THE EXERCISE:
Output every record word for word.

DATA TO USE:
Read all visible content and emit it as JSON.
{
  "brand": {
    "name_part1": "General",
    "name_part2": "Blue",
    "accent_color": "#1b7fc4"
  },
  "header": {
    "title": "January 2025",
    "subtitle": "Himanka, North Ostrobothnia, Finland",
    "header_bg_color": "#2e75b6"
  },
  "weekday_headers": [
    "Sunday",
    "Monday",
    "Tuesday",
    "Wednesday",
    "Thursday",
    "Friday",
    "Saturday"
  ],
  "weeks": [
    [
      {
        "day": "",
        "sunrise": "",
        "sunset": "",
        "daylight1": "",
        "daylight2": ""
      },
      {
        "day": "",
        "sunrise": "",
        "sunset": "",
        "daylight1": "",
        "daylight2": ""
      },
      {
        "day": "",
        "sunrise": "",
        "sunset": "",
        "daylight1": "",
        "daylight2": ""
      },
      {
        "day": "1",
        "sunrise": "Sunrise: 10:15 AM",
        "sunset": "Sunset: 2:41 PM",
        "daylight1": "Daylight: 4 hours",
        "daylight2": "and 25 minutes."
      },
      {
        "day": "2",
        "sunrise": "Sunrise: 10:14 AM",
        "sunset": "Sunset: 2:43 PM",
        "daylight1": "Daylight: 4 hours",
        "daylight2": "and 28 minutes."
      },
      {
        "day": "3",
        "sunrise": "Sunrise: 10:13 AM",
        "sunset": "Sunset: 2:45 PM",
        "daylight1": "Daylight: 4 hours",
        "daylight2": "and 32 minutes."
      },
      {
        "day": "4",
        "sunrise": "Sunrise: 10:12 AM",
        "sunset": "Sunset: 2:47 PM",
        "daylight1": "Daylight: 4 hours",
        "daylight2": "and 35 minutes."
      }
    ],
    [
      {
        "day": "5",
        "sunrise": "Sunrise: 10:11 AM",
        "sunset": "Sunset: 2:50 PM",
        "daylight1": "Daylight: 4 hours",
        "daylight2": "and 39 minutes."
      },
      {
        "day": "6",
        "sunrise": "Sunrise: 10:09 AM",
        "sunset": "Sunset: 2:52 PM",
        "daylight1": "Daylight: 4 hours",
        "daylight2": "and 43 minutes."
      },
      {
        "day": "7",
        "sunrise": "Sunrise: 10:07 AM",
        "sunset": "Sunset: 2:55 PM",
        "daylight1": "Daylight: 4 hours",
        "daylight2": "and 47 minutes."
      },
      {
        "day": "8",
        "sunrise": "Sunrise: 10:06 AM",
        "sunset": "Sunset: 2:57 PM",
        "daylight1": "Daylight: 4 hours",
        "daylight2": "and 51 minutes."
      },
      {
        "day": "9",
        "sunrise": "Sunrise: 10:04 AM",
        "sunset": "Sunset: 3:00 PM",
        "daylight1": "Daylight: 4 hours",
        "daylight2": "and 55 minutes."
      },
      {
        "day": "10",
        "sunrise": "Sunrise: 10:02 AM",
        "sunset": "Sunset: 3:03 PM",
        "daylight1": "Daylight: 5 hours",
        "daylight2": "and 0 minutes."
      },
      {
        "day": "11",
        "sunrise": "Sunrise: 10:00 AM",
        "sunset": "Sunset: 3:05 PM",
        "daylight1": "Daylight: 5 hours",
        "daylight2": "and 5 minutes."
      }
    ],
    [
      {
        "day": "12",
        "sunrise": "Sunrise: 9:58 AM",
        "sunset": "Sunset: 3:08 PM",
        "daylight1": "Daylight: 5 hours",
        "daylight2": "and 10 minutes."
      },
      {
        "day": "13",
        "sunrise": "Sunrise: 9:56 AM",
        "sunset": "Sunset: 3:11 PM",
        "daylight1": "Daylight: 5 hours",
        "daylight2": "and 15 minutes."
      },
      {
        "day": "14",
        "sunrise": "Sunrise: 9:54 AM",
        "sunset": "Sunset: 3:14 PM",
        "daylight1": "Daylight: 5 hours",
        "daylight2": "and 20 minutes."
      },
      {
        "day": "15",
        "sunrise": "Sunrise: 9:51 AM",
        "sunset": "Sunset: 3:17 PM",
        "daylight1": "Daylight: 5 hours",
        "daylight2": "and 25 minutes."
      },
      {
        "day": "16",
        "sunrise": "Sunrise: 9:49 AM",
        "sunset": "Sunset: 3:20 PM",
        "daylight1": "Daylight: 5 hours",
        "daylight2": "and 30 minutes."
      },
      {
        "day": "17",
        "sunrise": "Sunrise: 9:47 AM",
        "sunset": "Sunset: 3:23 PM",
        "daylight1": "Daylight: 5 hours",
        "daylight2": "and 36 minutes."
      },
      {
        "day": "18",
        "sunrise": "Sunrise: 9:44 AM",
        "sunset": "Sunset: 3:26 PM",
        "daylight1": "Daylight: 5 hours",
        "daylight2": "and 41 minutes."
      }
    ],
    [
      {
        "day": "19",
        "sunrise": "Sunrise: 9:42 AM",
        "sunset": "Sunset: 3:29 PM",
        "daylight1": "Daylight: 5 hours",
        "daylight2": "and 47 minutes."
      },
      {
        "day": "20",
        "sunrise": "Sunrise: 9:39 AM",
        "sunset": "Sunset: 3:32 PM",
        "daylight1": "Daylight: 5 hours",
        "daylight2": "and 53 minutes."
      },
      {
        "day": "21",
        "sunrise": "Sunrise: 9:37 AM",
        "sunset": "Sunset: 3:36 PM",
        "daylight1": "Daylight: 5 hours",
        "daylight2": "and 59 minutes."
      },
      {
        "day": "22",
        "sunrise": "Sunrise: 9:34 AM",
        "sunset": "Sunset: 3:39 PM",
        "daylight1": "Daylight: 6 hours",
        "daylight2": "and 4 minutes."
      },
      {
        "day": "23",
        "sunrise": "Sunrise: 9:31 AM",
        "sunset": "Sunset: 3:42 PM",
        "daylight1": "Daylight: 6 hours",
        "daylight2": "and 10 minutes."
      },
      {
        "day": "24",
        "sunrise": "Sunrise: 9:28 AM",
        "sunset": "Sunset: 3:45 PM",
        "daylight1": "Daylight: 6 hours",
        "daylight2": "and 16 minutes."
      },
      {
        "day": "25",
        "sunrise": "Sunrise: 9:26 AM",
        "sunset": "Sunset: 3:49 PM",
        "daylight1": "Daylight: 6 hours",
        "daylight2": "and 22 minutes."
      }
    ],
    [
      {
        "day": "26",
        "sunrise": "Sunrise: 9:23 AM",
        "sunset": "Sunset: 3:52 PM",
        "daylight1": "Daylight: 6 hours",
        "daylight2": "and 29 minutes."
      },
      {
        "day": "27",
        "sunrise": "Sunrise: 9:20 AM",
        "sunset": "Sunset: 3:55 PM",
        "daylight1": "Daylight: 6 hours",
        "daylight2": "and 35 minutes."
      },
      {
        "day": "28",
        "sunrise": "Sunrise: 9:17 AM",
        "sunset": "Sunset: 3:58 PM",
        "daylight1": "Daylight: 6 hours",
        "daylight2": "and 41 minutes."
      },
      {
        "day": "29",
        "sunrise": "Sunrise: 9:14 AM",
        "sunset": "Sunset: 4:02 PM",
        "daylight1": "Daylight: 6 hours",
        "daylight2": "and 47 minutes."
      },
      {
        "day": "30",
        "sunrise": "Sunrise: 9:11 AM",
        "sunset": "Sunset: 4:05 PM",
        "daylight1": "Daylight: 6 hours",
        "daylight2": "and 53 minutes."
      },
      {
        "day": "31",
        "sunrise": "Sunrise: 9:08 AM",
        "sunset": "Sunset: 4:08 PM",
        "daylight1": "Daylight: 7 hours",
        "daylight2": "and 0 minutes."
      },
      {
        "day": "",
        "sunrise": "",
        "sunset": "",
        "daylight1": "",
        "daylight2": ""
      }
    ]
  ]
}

EXERCISE RESPONSE:
Read all visible content and emit it as JSON.
{
  "brand": {
    "name_part1": "General",
    "name_part2": "Blue",
    "accent_color": "#1b7fc4"
  },
  "header": {
    "title": "January 2025",
    "subtitle": "Himanka, North Ostrobothnia, Finland",
    "header_bg_color": "#2e75b6"
  },
  "weekday_headers": [
    "Sunday",
    "Monday",
    "Tuesday",
    "Wednesday",
    "Thursday",
    "Friday",
    "Saturday"
  ],
  "weeks": [
    [
      {
        "day": "",
        "sunrise": "",
        "sunset": "",
        "daylight1": "",
        "daylight2": ""
      },
      {
        "day": "",
        "sunrise": "",
        "sunset": "",
        "daylight1": "",
        "daylight2": ""
      },
      {
        "day": "",
        "sunrise": "",
        "sunset": "",
        "daylight1": "",
        "daylight2": ""
      },
      {
        "day": "1",
        "sunrise": "Sunrise: 10:15 AM",
        "sunset": "Sunset: 2:41 PM",
        "daylight1": "Daylight: 4 hours",
        "daylight2": "and 25 minutes."
      },
      {
        "day": "2",
        "sunrise": "Sunrise: 10:14 AM",
        "sunset": "Sunset: 2:43 PM",
        "daylight1": "Daylight: 4 hours",
        "daylight2": "and 28 minutes."
      },
      {
        "day": "3",
        "sunrise": "Sunrise: 10:13 AM",
        "sunset": "Sunset: 2:45 PM",
        "daylight1": "Daylight: 4 hours",
        "daylight2": "and 32 minutes."
      },
      {
        "day": "4",
        "sunrise": "Sunrise: 10:12 AM",
        "sunset": "Sunset: 2:47 PM",
        "daylight1": "Daylight: 4 hours",
        "daylight2": "and 35 minutes."
      }
    ],
    [
      {
        "day": "5",
        "sunrise": "Sunrise: 10:11 AM",
        "sunset": "Sunset: 2:50 PM",
        "daylight1": "Daylight: 4 hours",
        "daylight2": "and 39 minutes."
      },
      {
        "day": "6",
        "sunrise": "Sunrise: 10:09 AM",
        "sunset": "Sunset: 2:52 PM",
        "daylight1": "Daylight: 4 hours",
        "daylight2": "and 43 minutes."
      },
      {
        "day": "7",
        "sunrise": "Sunrise: 10:07 AM",
        "sunset": "Sunset: 2:55 PM",
        "daylight1": "Daylight: 4 hours",
        "daylight2": "and 47 minutes."
      },
      {
        "day": "8",
        "sunrise": "Sunrise: 10:06 AM",
        "sunset": "Sunset: 2:57 PM",
        "daylight1": "Daylight: 4 hours",
        "daylight2": "and 51 minutes."
      },
      {
        "day": "9",
        "sunrise": "Sunrise: 10:04 AM",
        "sunset": "Sunset: 3:00 PM",
        "daylight1": "Daylight: 4 hours",
        "daylight2": "and 55 minutes."
      },
      {
        "day": "10",
        "sunrise": "Sunrise: 10:02 AM",
        "sunset": "Sunset: 3:03 PM",
        "daylight1": "Daylight: 5 hours",
        "daylight2": "and 0 minutes."
      },
      {
        "day": "11",
        "sunrise": "Sunrise: 10:00 AM",
        "sunset": "Sunset: 3:05 PM",
        "daylight1": "Daylight: 5 hours",
        "daylight2": "and 5 minutes."
      }
    ],
    [
      {
        "day": "12",
        "sunrise": "Sunrise: 9:58 AM",
        "sunset": "Sunset: 3:08 PM",
        "daylight1": "Daylight: 5 hours",
        "daylight2": "and 10 minutes."
      },
      {
        "day": "13",
        "sunrise": "Sunrise: 9:56 AM",
        "sunset": "Sunset: 3:11 PM",
        "daylight1": "Daylight: 5 hours",
        "daylight2": "and 15 minutes."
      },
      {
        "day": "14",
        "sunrise": "Sunrise: 9:54 AM",
        "sunset": "Sunset: 3:14 PM",
        "daylight1": "Daylight: 5 hours",
        "daylight2": "and 20 minutes."
      },
      {
        "day": "15",
        "sunrise": "Sunrise: 9:51 AM",
        "sunset": "Sunset: 3:17 PM",
        "daylight1": "Daylight: 5 hours",
        "daylight2": "and 25 minutes."
      },
      {
        "day": "16",
        "sunrise": "Sunrise: 9:49 AM",
        "sunset": "Sunset: 3:20 PM",
        "daylight1": "Daylight: 5 hours",
        "daylight2": "and 30 minutes."
      },
      {
        "day": "17",
        "sunrise": "Sunrise: 9:47 AM",
        "sunset": "Sunset: 3:23 PM",
        "daylight1": "Daylight: 5 hours",
        "daylight2": "and 36 minutes."
      },
      {
        "day": "18",
        "sunrise": "Sunrise: 9:44 AM",
        "sunset": "Sunset: 3:26 PM",
        "daylight1": "Daylight: 5 hours",
        "daylight2": "and 41 minutes."
      }
    ],
    [
      {
        "day": "19",
        "sunrise": "Sunrise: 9:42 AM",
        "sunset": "Sunset: 3:29 PM",
        "daylight1": "Daylight: 5 hours",
        "daylight2": "and 47 minutes."
      },
      {
        "day": "20",
        "sunrise": "Sunrise: 9:39 AM",
        "sunset": "Sunset: 3:32 PM",
        "daylight1": "Daylight: 5 hours",
        "daylight2": "and 53 minutes."
      },
      {
        "day": "21",
        "sunrise": "Sunrise: 9:37 AM",
        "sunset": "Sunset: 3:36 PM",
        "daylight1": "Daylight: 5 hours",
        "daylight2": "and 59 minutes."
      },
      {
        "day": "22",
        "sunrise": "Sunrise: 9:34 AM",
        "sunset": "Sunset: 3:39 PM",
        "daylight1": "Daylight: 6 hours",
        "daylight2": "and 4 minutes."
      },
      {
        "day": "23",
        "sunrise": "Sunrise: 9:31 AM",
        "sunset": "Sunset: 3:42 PM",
        "daylight1": "Daylight: 6 hours",
        "daylight2": "and 10 minutes."
      },
      {
        "day": "24",
        "sunrise": "Sunrise: 9:28 AM",
        "sunset": "Sunset: 3:45 PM",
        "daylight1": "Daylight: 6 hours",
        "daylight2": "and 16 minutes."
      },
      {
        "day": "25",
        "sunrise": "Sunrise: 9:26 AM",
        "sunset": "Sunset: 3:49 PM",
        "daylight1": "Daylight: 6 hours",
        "daylight2": "and 22 minutes."
      }
    ],
    [
      {
        "day": "26",
        "sunrise": "Sunrise: 9:23 AM",
        "sunset": "Sunset: 3:52 PM",
        "daylight1": "Daylight: 6 hours",
        "daylight2": "and 29 minutes."
      },
      {
        "day": "27",
        "sunrise": "Sunrise: 9:20 AM",
        "sunset": "Sunset: 3:55 PM",
        "daylight1": "Daylight: 6 hours",
        "daylight2": "and 35 minutes."
      },
      {
        "day": "28",
        "sunrise": "Sunrise: 9:17 AM",
        "sunset": "Sunset: 3:58 PM",
        "daylight1": "Daylight: 6 hours",
        "daylight2": "and 41 minutes."
      },
      {
        "day": "29",
        "sunrise": "Sunrise: 9:14 AM",
        "sunset": "Sunset: 4:02 PM",
        "daylight1": "Daylight: 6 hours",
        "daylight2": "and 47 minutes."
      },
      {
        "day": "30",
        "sunrise": "Sunrise: 9:11 AM",
        "sunset": "Sunset: 4:05 PM",
        "daylight1": "Daylight: 6 hours",
        "daylight2": "and 53 minutes."
      },
      {
        "day": "31",
        "sunrise": "Sunrise: 9:08 AM",
        "sunset": "Sunset: 4:08 PM",
        "daylight1": "Daylight: 7 hours",
        "daylight2": "and 0 minutes."
      },
      {
        "day": "",
        "sunrise": "",
        "sunset": "",
        "daylight1": "",
        "daylight2": ""
      }
    ]
  ]
}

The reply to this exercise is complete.